Source text:
--- start ---
Now with all the above said, the root cause of our woes is still Maggot and Venky's, no doubt about that. I don't know how involved or uninvolved the Venky's are on a day-to-day basis, but if we had a competent CEO who can set the agenda correctly, aim high, and maximise what he can within his remit, we may have a fighting chance. Instead, we have a chancer, more than happy to settle for the mediocre, so we get what we get. Put it this way, if we sign Coventry rejects (both in the boardroom and on the pitch), we get Coventry-standards (the terrible version from a couple of years back, not the heroic one at Wembley yesterday).
Finally, our prospects this season - we're certainly doing our best to snatch relegation from the jaws of safety. I've had a foreboding feeling all season. Too many similarities to our relegation in 2016/17 - massive cost-cutting, terrible signings (Telalovic - Stokes, Moran loan - Emnes loan, Greer - McFadzean etc), the same type of FA Cup draw (good effort and near upset against a big PL team - Man Utd then in the freezing cold and Newcastle this time), freakish results in the run-in (I remember thinking that we had done enough when we beat Villa(?) was it, and Brentford on the last day), but the other relegation candidates fought hard and chalked up enough points elsewhere. I'm praying for a miracle in our last two games, but am not optimistic.
If we somehow survive this, I pray that we can somehow reset in the summer. But back to the start of this post and the theme of this thread, Eustace is not the man to get us there.
Pretty much agree with the lot of it. What a post.
JDT by no means perfect but he had valuable assets. Ambition, drive, personality, a vision. I think back to last season, particularly August to February, and the first half of this season, and this was a guy capable of dragging this club out of the stinking cesspit that it has been dragged and into a potentially bright future.
--- end ---
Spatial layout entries
--- start ---
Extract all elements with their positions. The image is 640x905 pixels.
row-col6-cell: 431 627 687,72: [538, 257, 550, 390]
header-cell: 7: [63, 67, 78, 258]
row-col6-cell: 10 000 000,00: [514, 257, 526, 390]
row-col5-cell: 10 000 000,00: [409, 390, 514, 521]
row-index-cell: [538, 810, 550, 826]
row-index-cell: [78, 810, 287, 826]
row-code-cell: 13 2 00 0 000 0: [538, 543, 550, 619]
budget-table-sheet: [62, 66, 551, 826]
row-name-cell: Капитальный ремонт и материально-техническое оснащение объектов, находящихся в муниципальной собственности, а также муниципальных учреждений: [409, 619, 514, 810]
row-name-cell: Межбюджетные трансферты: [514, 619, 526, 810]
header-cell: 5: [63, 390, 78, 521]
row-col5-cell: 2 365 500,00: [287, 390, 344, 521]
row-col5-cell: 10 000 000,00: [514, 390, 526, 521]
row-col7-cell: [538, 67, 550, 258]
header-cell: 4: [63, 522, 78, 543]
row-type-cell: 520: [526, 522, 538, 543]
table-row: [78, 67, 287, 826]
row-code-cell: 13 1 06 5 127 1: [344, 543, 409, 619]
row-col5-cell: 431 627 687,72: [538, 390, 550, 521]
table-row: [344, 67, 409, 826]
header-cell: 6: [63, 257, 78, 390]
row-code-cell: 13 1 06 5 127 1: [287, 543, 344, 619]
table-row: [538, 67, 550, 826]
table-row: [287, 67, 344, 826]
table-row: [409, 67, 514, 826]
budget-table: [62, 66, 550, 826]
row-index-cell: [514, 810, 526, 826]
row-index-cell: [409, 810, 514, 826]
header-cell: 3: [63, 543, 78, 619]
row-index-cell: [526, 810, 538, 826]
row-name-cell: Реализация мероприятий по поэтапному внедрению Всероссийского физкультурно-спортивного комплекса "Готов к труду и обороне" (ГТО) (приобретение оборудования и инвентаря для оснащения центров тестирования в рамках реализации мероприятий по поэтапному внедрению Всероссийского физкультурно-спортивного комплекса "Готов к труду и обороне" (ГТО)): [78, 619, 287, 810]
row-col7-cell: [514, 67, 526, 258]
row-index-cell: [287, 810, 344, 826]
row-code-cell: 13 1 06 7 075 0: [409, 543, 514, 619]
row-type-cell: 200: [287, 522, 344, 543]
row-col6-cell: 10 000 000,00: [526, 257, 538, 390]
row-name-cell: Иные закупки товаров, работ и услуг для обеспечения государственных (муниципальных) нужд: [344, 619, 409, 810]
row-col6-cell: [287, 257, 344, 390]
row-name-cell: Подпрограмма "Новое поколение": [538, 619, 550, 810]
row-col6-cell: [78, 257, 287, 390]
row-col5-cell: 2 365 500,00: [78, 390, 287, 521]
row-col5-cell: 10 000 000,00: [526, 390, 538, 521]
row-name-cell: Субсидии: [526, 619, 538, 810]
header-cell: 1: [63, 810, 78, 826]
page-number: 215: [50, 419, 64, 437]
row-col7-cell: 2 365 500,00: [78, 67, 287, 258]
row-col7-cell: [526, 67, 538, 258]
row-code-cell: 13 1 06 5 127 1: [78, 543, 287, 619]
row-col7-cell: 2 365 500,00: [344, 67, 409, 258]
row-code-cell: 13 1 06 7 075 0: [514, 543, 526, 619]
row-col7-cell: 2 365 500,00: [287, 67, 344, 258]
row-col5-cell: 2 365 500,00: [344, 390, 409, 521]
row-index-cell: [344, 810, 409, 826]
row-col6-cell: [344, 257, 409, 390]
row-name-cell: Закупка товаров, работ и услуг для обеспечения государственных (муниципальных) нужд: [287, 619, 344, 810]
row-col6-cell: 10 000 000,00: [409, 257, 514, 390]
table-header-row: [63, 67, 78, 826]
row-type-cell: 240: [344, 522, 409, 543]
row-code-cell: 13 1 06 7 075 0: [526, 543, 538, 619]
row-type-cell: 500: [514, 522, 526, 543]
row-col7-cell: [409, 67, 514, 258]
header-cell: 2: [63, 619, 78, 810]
--- end ---
What you will do:
a. In the football forum post, which team did the club face in this season's FA Cup draw?
b. Continue the football forum post from its last sentence.
This listing has nothing to do with the football forum post.

Expected responses:
a. Newcastle.

b.
Alas as we saw with the Allardyce fiasco, as we saw with the Bowyer/Lambert fiasco, these owners and their minions will always find a way to derail and destroy any positive momentum or progress and set the club back years. I should have known better but I admit I believed. I genuinely thought that with the Director of Football approach and JDT leading it and after the season we had, going so close in league and cup, that the ingredients were there to take the next step and crack the play-offs.
More fool me. I can't describe the disappointment I feel about the way in which once again these people have destroyed something that should have been good and positive and that fell into our lap almost by accident after Mowbray finally left.
Yes it was clear that JDT was burned by the O'Brien fiasco, yet he stuck at it and we still went close last season. It was clear he was unimpressed by the summer's shenanigans yet he stuck at it, moved his family over, accepted the constraints and we, somehow managed to get ourselves sat just outside the top 6 in December with this squad.
Then a third transfer window of nonsense, culminating in Adam Wharton being sold, the McGuire disgrace (what sort of club treats other clubs and players in such a disgusting and humiliating fashion?) and no reinvestment was the straw that broke the camel's back. Totally understandable for anyone with any self-respect to draw a line at being undermined by your colleagues.
Of course ownership and a board with any finger on the pulse would have sacked JDT once it became clear that the damage was irreparable and the direction things were going. I agree that he was essentially saying 'f... you' to them and going gung ho wanting to be fired.
Yet they couldn't even manage his departure correctly. It came far too late, even in the week it happened they took days on end to announce it.
They're just a disgrace. There's no coming back from this in my book. It's happened too many times and I won't fall for it again.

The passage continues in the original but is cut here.